┌──
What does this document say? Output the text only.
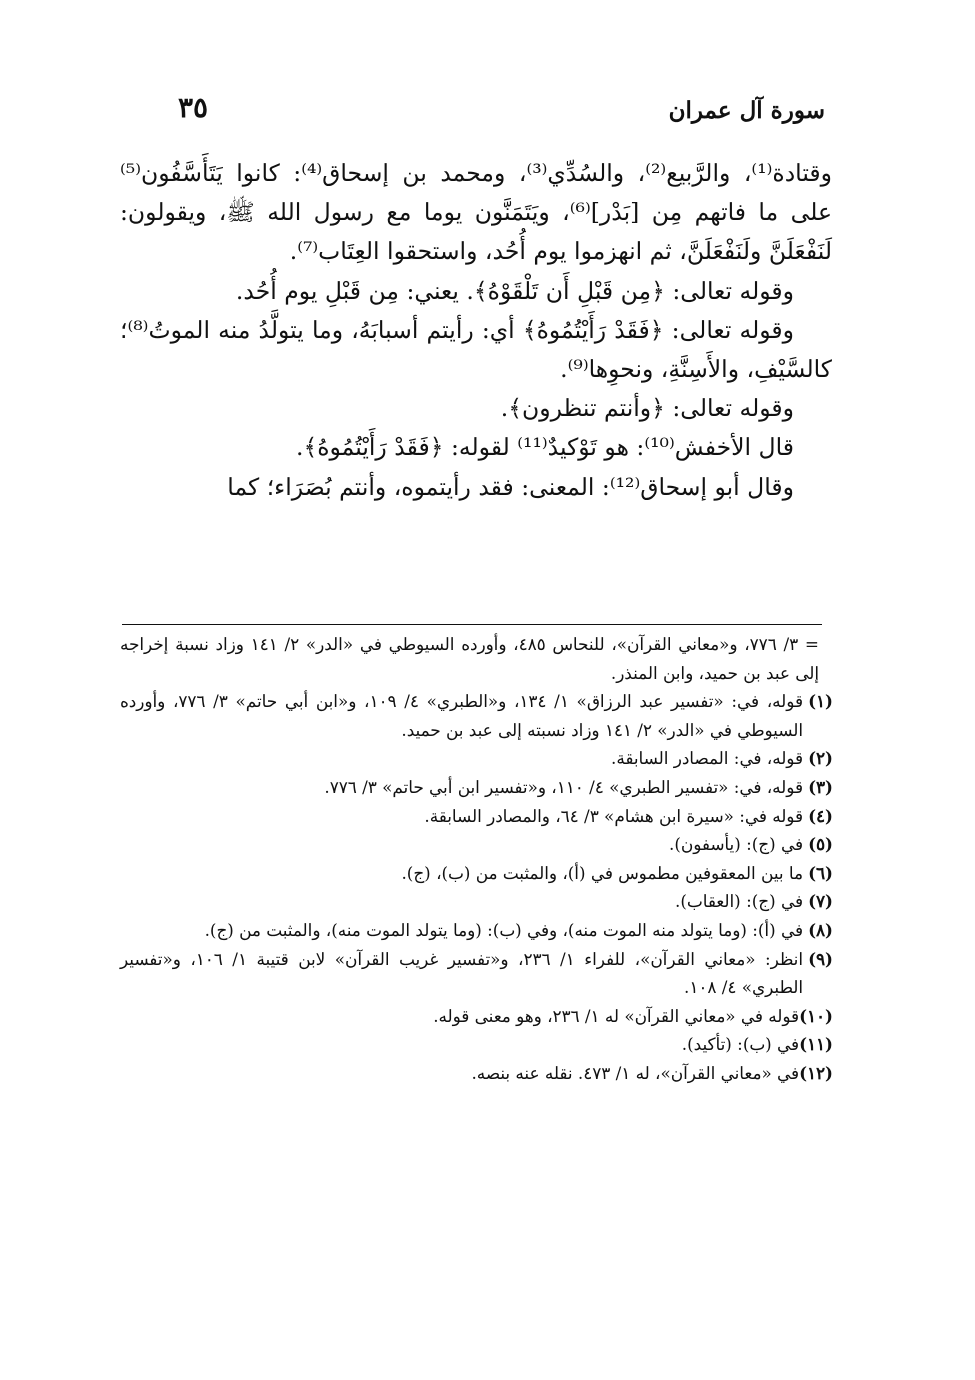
سورة آل عمران
٣٥

وقتادة⁽¹⁾، والرَّبيع⁽²⁾، والسُدِّي⁽³⁾، ومحمد بن إسحاق⁽⁴⁾: كانوا يَتَأَسَّفُون⁽⁵⁾ على ما فاتهم مِن [بَدْر]⁽⁶⁾، ويَتَمَنَّون يوما مع رسول الله ﷺ، ويقولون: لَنَفْعَلَنَّ ولَنَفْعَلَنَّ، ثم انهزموا يوم أُحُد، واستحقوا العِتَاب⁽⁷⁾.

وقوله تعالى: ﴿مِن قَبْلِ أَن تَلْقَوْهُ﴾. يعني: مِن قَبْلِ يوم أُحُد.

وقوله تعالى: ﴿فَقَدْ رَأَيْتُمُوهُ﴾ أي: رأيتم أسبابَهُ، وما يتولَّدُ منه الموتُ⁽⁸⁾؛ كالسَّيْفِ، والأَسِنَّةِ، ونحوِها⁽⁹⁾.

وقوله تعالى: ﴿وأنتم تنظرون﴾.

قال الأخفش⁽¹⁰⁾: هو تَوْكيدٌ⁽¹¹⁾ لقوله: ﴿فَقَدْ رَأَيْتُمُوهُ﴾.

وقال أبو إسحاق⁽¹²⁾: المعنى: فقد رأيتموه، وأنتم بُصَرَاء؛ كما

= ٣/ ٧٧٦، و«معاني القرآن»، للنحاس ٤٨٥، وأورده السيوطي في «الدر» ٢/ ١٤١ وزاد نسبة إخراجه إلى عبد بن حميد، وابن المنذر.
(١)
قوله، في: «تفسير عبد الرزاق» ١/ ١٣٤، و«الطبري» ٤/ ١٠٩، و«ابن أبي حاتم» ٣/ ٧٧٦، وأورده السيوطي في «الدر» ٢/ ١٤١ وزاد نسبته إلى عبد بن حميد.
(٢)
قوله، في: المصادر السابقة.
(٣)
قوله، في: «تفسير الطبري» ٤/ ١١٠، و«تفسير ابن أبي حاتم» ٣/ ٧٧٦.
(٤)
قوله في: «سيرة ابن هشام» ٣/ ٦٤، والمصادر السابقة.
(٥)
في (ج): (يأسفون).
(٦)
ما بين المعقوفين مطموس في (أ)، والمثبت من (ب)، (ج).
(٧)
في (ج): (العقاب).
(٨)
في (أ): (وما يتولد منه الموت منه)، وفي (ب): (وما يتولد الموت منه)، والمثبت من (ج).
(٩)
انظر: «معاني القرآن»، للفراء ١/ ٢٣٦، و«تفسير غريب القرآن» لابن قتيبة ١/ ١٠٦، و«تفسير الطبري» ٤/ ١٠٨.
(١٠)
قوله في «معاني القرآن» له ١/ ٢٣٦، وهو معنى قوله.
(١١)
في (ب): (تأكيد).
(١٢)
في «معاني القرآن»، له ١/ ٤٧٣. نقله عنه بنصه.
└──
Requirement
Keep every word of the data as it is when you write it out, but drop the pictures.

Solved exercise
What does this document say? Output the text only.
سورة آل عمران
٣٥

وقتادة⁽¹⁾، والرَّبيع⁽²⁾، والسُدِّي⁽³⁾، ومحمد بن إسحاق⁽⁴⁾: كانوا يَتَأَسَّفُون⁽⁵⁾ على ما فاتهم مِن [بَدْر]⁽⁶⁾، ويَتَمَنَّون يوما مع رسول الله ﷺ، ويقولون: لَنَفْعَلَنَّ ولَنَفْعَلَنَّ، ثم انهزموا يوم أُحُد، واستحقوا العِتَاب⁽⁷⁾.

وقوله تعالى: ﴿مِن قَبْلِ أَن تَلْقَوْهُ﴾. يعني: مِن قَبْلِ يوم أُحُد.

وقوله تعالى: ﴿فَقَدْ رَأَيْتُمُوهُ﴾ أي: رأيتم أسبابَهُ، وما يتولَّدُ منه الموتُ⁽⁸⁾؛ كالسَّيْفِ، والأَسِنَّةِ، ونحوِها⁽⁹⁾.

وقوله تعالى: ﴿وأنتم تنظرون﴾.

قال الأخفش⁽¹⁰⁾: هو تَوْكيدٌ⁽¹¹⁾ لقوله: ﴿فَقَدْ رَأَيْتُمُوهُ﴾.

وقال أبو إسحاق⁽¹²⁾: المعنى: فقد رأيتموه، وأنتم بُصَرَاء؛ كما

= ٣/ ٧٧٦، و«معاني القرآن»، للنحاس ٤٨٥، وأورده السيوطي في «الدر» ٢/ ١٤١ وزاد نسبة إخراجه إلى عبد بن حميد، وابن المنذر.
(١)
قوله، في: «تفسير عبد الرزاق» ١/ ١٣٤، و«الطبري» ٤/ ١٠٩، و«ابن أبي حاتم» ٣/ ٧٧٦، وأورده السيوطي في «الدر» ٢/ ١٤١ وزاد نسبته إلى عبد بن حميد.
(٢)
قوله، في: المصادر السابقة.
(٣)
قوله، في: «تفسير الطبري» ٤/ ١١٠، و«تفسير ابن أبي حاتم» ٣/ ٧٧٦.
(٤)
قوله في: «سيرة ابن هشام» ٣/ ٦٤، والمصادر السابقة.
(٥)
في (ج): (يأسفون).
(٦)
ما بين المعقوفين مطموس في (أ)، والمثبت من (ب)، (ج).
(٧)
في (ج): (العقاب).
(٨)
في (أ): (وما يتولد منه الموت منه)، وفي (ب): (وما يتولد الموت منه)، والمثبت من (ج).
(٩)
انظر: «معاني القرآن»، للفراء ١/ ٢٣٦، و«تفسير غريب القرآن» لابن قتيبة ١/ ١٠٦، و«تفسير الطبري» ٤/ ١٠٨.
(١٠)
قوله في «معاني القرآن» له ١/ ٢٣٦، وهو معنى قوله.
(١١)
في (ب): (تأكيد).
(١٢)
في «معاني القرآن»، له ١/ ٤٧٣. نقله عنه بنصه.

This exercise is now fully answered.